_GOAL:_ Please switch "invention" to "disclosure" in the rows below, starting at the first row and stopping after the line that has "The respiratory breathing aid 450 is", and give back only those lines with everything else unchanged. Leave the pictures out of your answer.

::::::::::

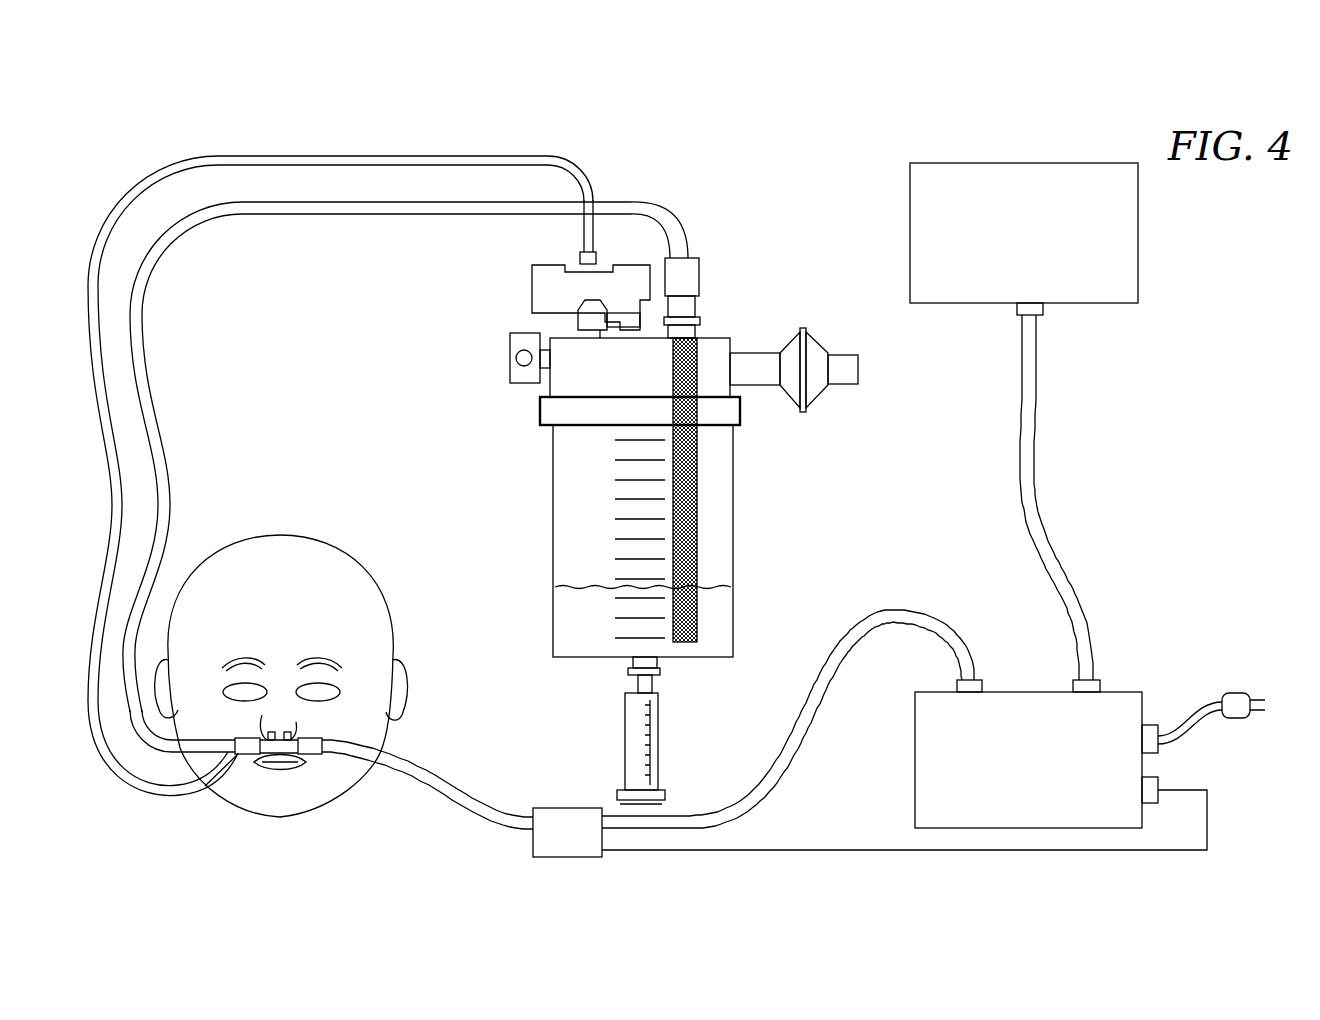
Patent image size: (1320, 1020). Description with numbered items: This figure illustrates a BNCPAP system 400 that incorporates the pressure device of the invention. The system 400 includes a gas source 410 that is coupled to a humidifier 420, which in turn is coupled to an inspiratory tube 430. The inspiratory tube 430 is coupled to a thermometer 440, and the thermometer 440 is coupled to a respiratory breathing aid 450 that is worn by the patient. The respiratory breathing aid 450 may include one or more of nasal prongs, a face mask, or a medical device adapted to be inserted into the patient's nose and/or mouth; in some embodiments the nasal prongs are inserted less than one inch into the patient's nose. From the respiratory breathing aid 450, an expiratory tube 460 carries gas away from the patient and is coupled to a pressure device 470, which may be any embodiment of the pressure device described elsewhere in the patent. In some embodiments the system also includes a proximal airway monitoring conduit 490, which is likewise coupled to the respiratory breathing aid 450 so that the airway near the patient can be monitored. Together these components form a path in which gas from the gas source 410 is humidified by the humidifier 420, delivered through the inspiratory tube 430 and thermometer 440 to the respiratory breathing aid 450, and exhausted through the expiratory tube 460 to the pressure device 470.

The system 400 is at (688, 51).
The gas source 410 is at (910, 213).
The humidifier 420 is at (915, 788).
The inspiratory tube 430 is at (812, 708).
The thermometer 440 is at (556, 808).
The respiratory breathing aid 450 is at (318, 760).
The expiratory tube 460 is at (145, 318).
The pressure device 470 is at (478, 423).
The proximal airway monitoring conduit 490 is at (163, 790).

::::::::::

_ANSWER TO THIS EXERCISE:_
Patent image size: (1320, 1020). Description with numbered items: This figure illustrates a BNCPAP system 400 that incorporates the pressure device of the disclosure. The system 400 includes a gas source 410 that is coupled to a humidifier 420, which in turn is coupled to an inspiratory tube 430. The inspiratory tube 430 is coupled to a thermometer 440, and the thermometer 440 is coupled to a respiratory breathing aid 450 that is worn by the patient. The respiratory breathing aid 450 may include one or more of nasal prongs, a face mask, or a medical device adapted to be inserted into the patient's nose and/or mouth; in some embodiments the nasal prongs are inserted less than one inch into the patient's nose. From the respiratory breathing aid 450, an expiratory tube 460 carries gas away from the patient and is coupled to a pressure device 470, which may be any embodiment of the pressure device described elsewhere in the patent. In some embodiments the system also includes a proximal airway monitoring conduit 490, which is likewise coupled to the respiratory breathing aid 450 so that the airway near the patient can be monitored. Together these components form a path in which gas from the gas source 410 is humidified by the humidifier 420, delivered through the inspiratory tube 430 and thermometer 440 to the respiratory breathing aid 450, and exhausted through the expiratory tube 460 to the pressure device 470.

The system 400 is at (688, 51).
The gas source 410 is at (910, 213).
The humidifier 420 is at (915, 788).
The inspiratory tube 430 is at (812, 708).
The thermometer 440 is at (556, 808).
The respiratory breathing aid 450 is at (318, 760).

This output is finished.